STATED EXERCISE:
Please reproduce the material below word for word, character for character.

--------------------------------------------------

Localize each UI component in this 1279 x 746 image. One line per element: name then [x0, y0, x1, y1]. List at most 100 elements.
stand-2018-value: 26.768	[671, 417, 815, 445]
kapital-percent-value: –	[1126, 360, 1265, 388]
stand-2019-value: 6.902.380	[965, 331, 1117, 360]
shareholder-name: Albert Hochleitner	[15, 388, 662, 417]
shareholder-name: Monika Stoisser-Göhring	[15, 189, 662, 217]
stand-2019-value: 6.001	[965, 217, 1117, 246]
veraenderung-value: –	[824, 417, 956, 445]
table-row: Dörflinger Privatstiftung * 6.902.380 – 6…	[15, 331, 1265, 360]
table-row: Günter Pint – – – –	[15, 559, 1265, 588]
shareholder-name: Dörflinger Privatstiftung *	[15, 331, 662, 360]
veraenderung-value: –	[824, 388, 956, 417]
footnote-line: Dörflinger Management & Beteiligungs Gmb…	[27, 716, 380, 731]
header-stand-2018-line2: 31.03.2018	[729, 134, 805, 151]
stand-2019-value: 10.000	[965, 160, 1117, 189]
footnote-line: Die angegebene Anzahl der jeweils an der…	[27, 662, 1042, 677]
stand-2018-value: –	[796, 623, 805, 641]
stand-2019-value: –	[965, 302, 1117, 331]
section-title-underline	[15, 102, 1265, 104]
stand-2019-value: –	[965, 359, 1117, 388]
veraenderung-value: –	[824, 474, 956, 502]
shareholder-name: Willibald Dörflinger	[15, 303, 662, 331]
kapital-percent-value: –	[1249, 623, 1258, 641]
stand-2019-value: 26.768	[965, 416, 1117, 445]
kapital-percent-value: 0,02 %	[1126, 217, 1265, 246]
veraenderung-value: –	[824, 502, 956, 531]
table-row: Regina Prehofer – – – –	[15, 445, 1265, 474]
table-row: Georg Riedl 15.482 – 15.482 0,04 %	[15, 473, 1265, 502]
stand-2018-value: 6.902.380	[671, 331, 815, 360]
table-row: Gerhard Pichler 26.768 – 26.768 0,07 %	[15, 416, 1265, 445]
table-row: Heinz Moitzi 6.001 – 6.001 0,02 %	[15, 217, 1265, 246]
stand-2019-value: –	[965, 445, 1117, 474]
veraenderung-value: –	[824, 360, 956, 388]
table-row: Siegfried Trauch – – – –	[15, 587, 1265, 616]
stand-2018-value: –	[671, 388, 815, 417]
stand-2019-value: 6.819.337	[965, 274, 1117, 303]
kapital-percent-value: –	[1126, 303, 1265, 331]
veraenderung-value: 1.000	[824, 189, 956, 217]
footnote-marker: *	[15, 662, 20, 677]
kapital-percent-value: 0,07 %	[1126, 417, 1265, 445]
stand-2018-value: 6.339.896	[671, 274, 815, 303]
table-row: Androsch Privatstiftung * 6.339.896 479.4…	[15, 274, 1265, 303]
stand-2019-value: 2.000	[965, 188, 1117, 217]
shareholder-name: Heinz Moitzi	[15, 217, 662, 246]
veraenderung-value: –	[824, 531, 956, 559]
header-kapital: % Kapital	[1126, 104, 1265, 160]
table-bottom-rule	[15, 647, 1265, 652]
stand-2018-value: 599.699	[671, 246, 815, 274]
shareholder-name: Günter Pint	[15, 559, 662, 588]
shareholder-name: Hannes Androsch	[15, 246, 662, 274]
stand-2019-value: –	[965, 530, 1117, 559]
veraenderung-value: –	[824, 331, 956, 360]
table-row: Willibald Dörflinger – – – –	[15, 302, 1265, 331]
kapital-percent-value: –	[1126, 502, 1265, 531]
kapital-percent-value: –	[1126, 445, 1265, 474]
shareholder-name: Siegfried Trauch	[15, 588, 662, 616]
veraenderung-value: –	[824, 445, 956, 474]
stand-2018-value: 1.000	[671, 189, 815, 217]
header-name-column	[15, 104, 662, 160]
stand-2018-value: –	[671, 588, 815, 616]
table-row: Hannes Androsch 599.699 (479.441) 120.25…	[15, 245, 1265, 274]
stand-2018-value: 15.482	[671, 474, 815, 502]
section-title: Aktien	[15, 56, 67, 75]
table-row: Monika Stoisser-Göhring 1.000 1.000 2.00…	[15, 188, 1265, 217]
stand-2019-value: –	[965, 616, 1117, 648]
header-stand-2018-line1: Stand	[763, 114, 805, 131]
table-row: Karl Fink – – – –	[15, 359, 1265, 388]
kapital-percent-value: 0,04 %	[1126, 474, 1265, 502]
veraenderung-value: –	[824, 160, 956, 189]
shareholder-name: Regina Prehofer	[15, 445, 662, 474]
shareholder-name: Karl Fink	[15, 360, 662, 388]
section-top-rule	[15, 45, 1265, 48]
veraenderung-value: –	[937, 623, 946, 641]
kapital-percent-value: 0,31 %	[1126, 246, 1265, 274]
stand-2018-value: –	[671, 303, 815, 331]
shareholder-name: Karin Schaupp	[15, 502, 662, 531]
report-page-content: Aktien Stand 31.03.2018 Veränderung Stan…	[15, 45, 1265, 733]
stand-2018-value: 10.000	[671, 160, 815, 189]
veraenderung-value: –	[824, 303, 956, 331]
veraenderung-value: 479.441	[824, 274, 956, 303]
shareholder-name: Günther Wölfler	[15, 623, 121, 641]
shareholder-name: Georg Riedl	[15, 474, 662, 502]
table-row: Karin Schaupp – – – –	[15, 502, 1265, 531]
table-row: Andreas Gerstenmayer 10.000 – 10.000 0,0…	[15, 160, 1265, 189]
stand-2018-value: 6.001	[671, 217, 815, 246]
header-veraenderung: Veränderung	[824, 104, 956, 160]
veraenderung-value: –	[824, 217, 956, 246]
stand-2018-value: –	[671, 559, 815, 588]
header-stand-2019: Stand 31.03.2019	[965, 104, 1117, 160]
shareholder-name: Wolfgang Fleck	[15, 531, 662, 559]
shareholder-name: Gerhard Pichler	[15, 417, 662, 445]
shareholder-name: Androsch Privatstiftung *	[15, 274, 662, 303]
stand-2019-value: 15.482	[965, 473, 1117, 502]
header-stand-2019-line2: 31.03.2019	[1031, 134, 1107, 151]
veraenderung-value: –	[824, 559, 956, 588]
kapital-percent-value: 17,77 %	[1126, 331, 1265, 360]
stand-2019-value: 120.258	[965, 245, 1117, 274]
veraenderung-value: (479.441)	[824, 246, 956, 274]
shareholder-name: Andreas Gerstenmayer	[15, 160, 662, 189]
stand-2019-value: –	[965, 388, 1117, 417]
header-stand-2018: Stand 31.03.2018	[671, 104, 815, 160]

--------------------------------------------------

RESULT:
Localize each UI component in this 1279 x 746 image. One line per element: name then [x0, y0, x1, y1]. List at most 100 elements.
stand-2018-value: 26.768	[671, 417, 815, 445]
kapital-percent-value: –	[1126, 360, 1265, 388]
stand-2019-value: 6.902.380	[965, 331, 1117, 360]
shareholder-name: Albert Hochleitner	[15, 388, 662, 417]
shareholder-name: Monika Stoisser-Göhring	[15, 189, 662, 217]
stand-2019-value: 6.001	[965, 217, 1117, 246]
veraenderung-value: –	[824, 417, 956, 445]
table-row: Dörflinger Privatstiftung * 6.902.380 – 6…	[15, 331, 1265, 360]
table-row: Günter Pint – – – –	[15, 559, 1265, 588]
shareholder-name: Dörflinger Privatstiftung *	[15, 331, 662, 360]
veraenderung-value: –	[824, 388, 956, 417]
footnote-line: Dörflinger Management & Beteiligungs Gmb…	[27, 716, 380, 731]
header-stand-2018-line2: 31.03.2018	[729, 134, 805, 151]
stand-2019-value: 10.000	[965, 160, 1117, 189]
footnote-line: Die angegebene Anzahl der jeweils an der…	[27, 662, 1042, 677]
stand-2018-value: –	[796, 623, 805, 641]
stand-2019-value: –	[965, 302, 1117, 331]
section-title-underline	[15, 102, 1265, 104]
stand-2019-value: –	[965, 359, 1117, 388]
veraenderung-value: –	[824, 474, 956, 502]
shareholder-name: Willibald Dörflinger	[15, 303, 662, 331]
kapital-percent-value: –	[1249, 623, 1258, 641]
stand-2019-value: 26.768	[965, 416, 1117, 445]
kapital-percent-value: 0,02 %	[1126, 217, 1265, 246]
veraenderung-value: –	[824, 502, 956, 531]
table-row: Regina Prehofer – – – –	[15, 445, 1265, 474]
table-row: Georg Riedl 15.482 – 15.482 0,04 %	[15, 473, 1265, 502]
stand-2018-value: 6.902.380	[671, 331, 815, 360]
table-row: Gerhard Pichler 26.768 – 26.768 0,07 %	[15, 416, 1265, 445]
table-row: Heinz Moitzi 6.001 – 6.001 0,02 %	[15, 217, 1265, 246]
stand-2019-value: –	[965, 445, 1117, 474]
veraenderung-value: –	[824, 360, 956, 388]
table-row: Siegfried Trauch – – – –	[15, 587, 1265, 616]
stand-2018-value: –	[671, 388, 815, 417]
stand-2019-value: 6.819.337	[965, 274, 1117, 303]
kapital-percent-value: –	[1126, 303, 1265, 331]
veraenderung-value: 1.000	[824, 189, 956, 217]
footnote-marker: *	[15, 662, 20, 677]
kapital-percent-value: 0,07 %	[1126, 417, 1265, 445]
stand-2018-value: 6.339.896	[671, 274, 815, 303]
table-row: Androsch Privatstiftung * 6.339.896 479.4…	[15, 274, 1265, 303]
stand-2019-value: 2.000	[965, 188, 1117, 217]
shareholder-name: Heinz Moitzi	[15, 217, 662, 246]
veraenderung-value: –	[824, 531, 956, 559]
header-kapital: % Kapital	[1126, 104, 1265, 160]
table-bottom-rule	[15, 647, 1265, 652]
stand-2018-value: 599.699	[671, 246, 815, 274]
shareholder-name: Günter Pint	[15, 559, 662, 588]
shareholder-name: Hannes Androsch	[15, 246, 662, 274]
stand-2019-value: –	[965, 530, 1117, 559]
veraenderung-value: –	[824, 331, 956, 360]
table-row: Willibald Dörflinger – – – –	[15, 302, 1265, 331]
kapital-percent-value: –	[1126, 502, 1265, 531]
kapital-percent-value: –	[1126, 445, 1265, 474]
shareholder-name: Siegfried Trauch	[15, 588, 662, 616]
veraenderung-value: –	[824, 445, 956, 474]
stand-2018-value: 1.000	[671, 189, 815, 217]
header-name-column	[15, 104, 662, 160]
stand-2018-value: –	[671, 588, 815, 616]
table-row: Hannes Androsch 599.699 (479.441) 120.25…	[15, 245, 1265, 274]
stand-2018-value: 15.482	[671, 474, 815, 502]
section-title: Aktien	[15, 56, 67, 75]
table-row: Monika Stoisser-Göhring 1.000 1.000 2.00…	[15, 188, 1265, 217]
stand-2019-value: –	[965, 616, 1117, 648]
header-stand-2018-line1: Stand	[763, 114, 805, 131]
table-row: Karl Fink – – – –	[15, 359, 1265, 388]
kapital-percent-value: 0,04 %	[1126, 474, 1265, 502]
veraenderung-value: –	[824, 160, 956, 189]
shareholder-name: Regina Prehofer	[15, 445, 662, 474]
shareholder-name: Karl Fink	[15, 360, 662, 388]
section-top-rule	[15, 45, 1265, 48]
veraenderung-value: –	[937, 623, 946, 641]
kapital-percent-value: 0,31 %	[1126, 246, 1265, 274]
stand-2018-value: –	[671, 303, 815, 331]
shareholder-name: Karin Schaupp	[15, 502, 662, 531]
report-page-content: Aktien Stand 31.03.2018 Veränderung Stan…	[15, 45, 1265, 733]
stand-2018-value: 10.000	[671, 160, 815, 189]
veraenderung-value: –	[824, 303, 956, 331]
veraenderung-value: 479.441	[824, 274, 956, 303]
shareholder-name: Günther Wölfler	[15, 623, 121, 641]
shareholder-name: Georg Riedl	[15, 474, 662, 502]
table-row: Karin Schaupp – – – –	[15, 502, 1265, 531]
table-row: Andreas Gerstenmayer 10.000 – 10.000 0,0…	[15, 160, 1265, 189]
stand-2018-value: 6.001	[671, 217, 815, 246]
header-veraenderung: Veränderung	[824, 104, 956, 160]
veraenderung-value: –	[824, 217, 956, 246]
stand-2018-value: –	[671, 559, 815, 588]
header-stand-2019: Stand 31.03.2019	[965, 104, 1117, 160]
shareholder-name: Wolfgang Fleck	[15, 531, 662, 559]
shareholder-name: Gerhard Pichler	[15, 417, 662, 445]
shareholder-name: Androsch Privatstiftung *	[15, 274, 662, 303]
stand-2019-value: 15.482	[965, 473, 1117, 502]
header-stand-2019-line2: 31.03.2019	[1031, 134, 1107, 151]
veraenderung-value: –	[824, 559, 956, 588]
kapital-percent-value: 17,77 %	[1126, 331, 1265, 360]
stand-2019-value: 120.258	[965, 245, 1117, 274]
veraenderung-value: (479.441)	[824, 246, 956, 274]
shareholder-name: Andreas Gerstenmayer	[15, 160, 662, 189]
stand-2019-value: –	[965, 388, 1117, 417]
header-stand-2018: Stand 31.03.2018	[671, 104, 815, 160]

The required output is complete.